— START —
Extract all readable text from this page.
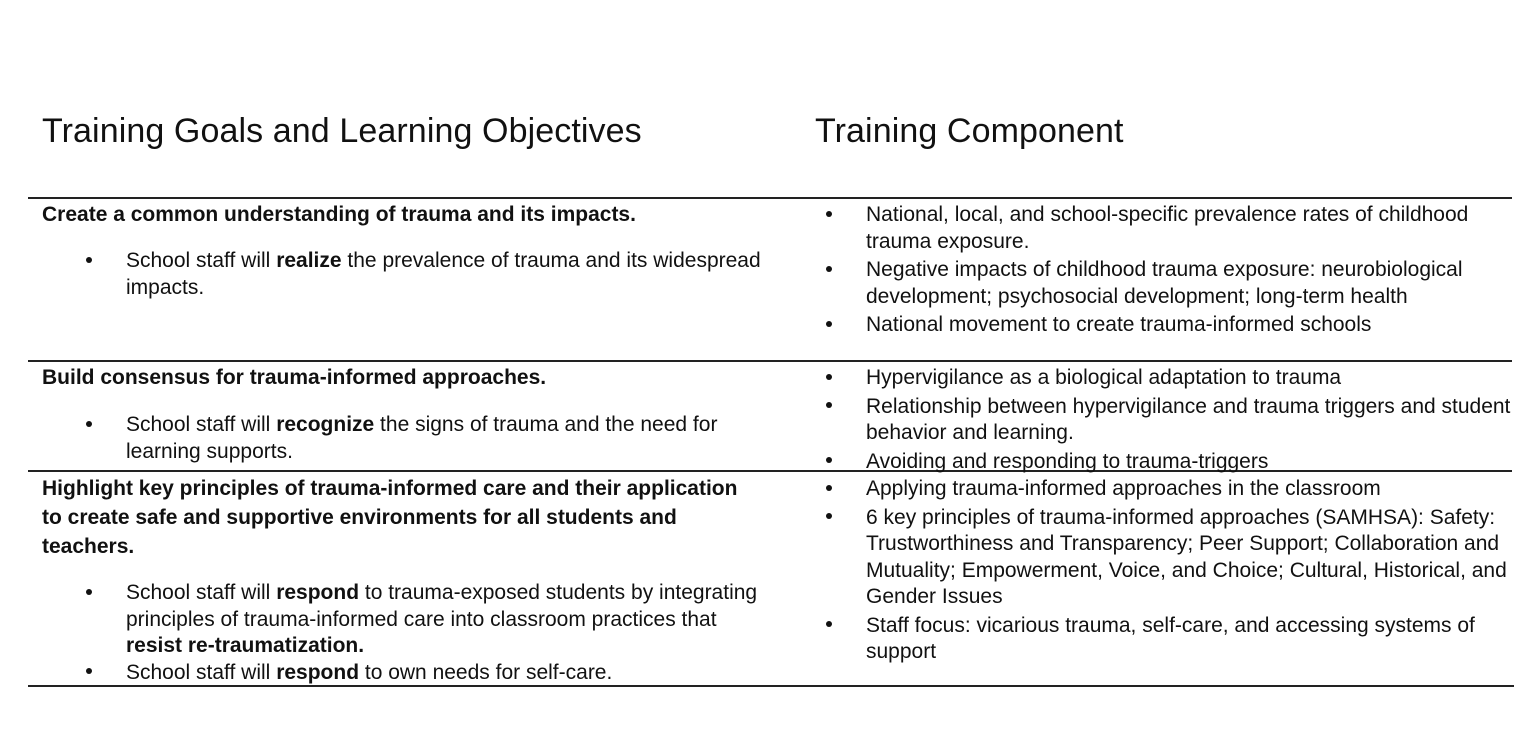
Training Goals and Learning Objectives	Training Component
Create a common understanding of trauma and its impacts.
School staff will realize the prevalence of trauma and its widespread impacts.
National, local, and school-specific prevalence rates of childhood trauma exposure.
Negative impacts of childhood trauma exposure: neurobiological development; psychosocial development; long-term health
National movement to create trauma-informed schools
Build consensus for trauma-informed approaches.
School staff will recognize the signs of trauma and the need for learning supports.
Hypervigilance as a biological adaptation to trauma
Relationship between hypervigilance and trauma triggers and student behavior and learning.
Avoiding and responding to trauma-triggers
Highlight key principles of trauma-informed care and their application to create safe and supportive environments for all students and teachers.
School staff will respond to trauma-exposed students by integrating principles of trauma-informed care into classroom practices that resist re-traumatization.
School staff will respond to own needs for self-care.
Applying trauma-informed approaches in the classroom
6 key principles of trauma-informed approaches (SAMHSA): Safety: Trustworthiness and Transparency; Peer Support; Collaboration and Mutuality; Empowerment, Voice, and Choice; Cultural, Historical, and Gender Issues
Staff focus: vicarious trauma, self-care, and accessing systems of support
— END —
**WORK TO COMPLETE**.
Select every line in the records above that contains the word "approaches".

**RESULT OF THE EXERCISE**.
Build consensus for trauma-informed approaches.
Applying trauma-informed approaches in the classroom
6 key principles of trauma-informed approaches (SAMHSA): Safety: Trustworthiness and Transparency; Peer Support; Collaboration and Mutuality; Empowerment, Voice, and Choice; Cultural, Historical, and Gender Issues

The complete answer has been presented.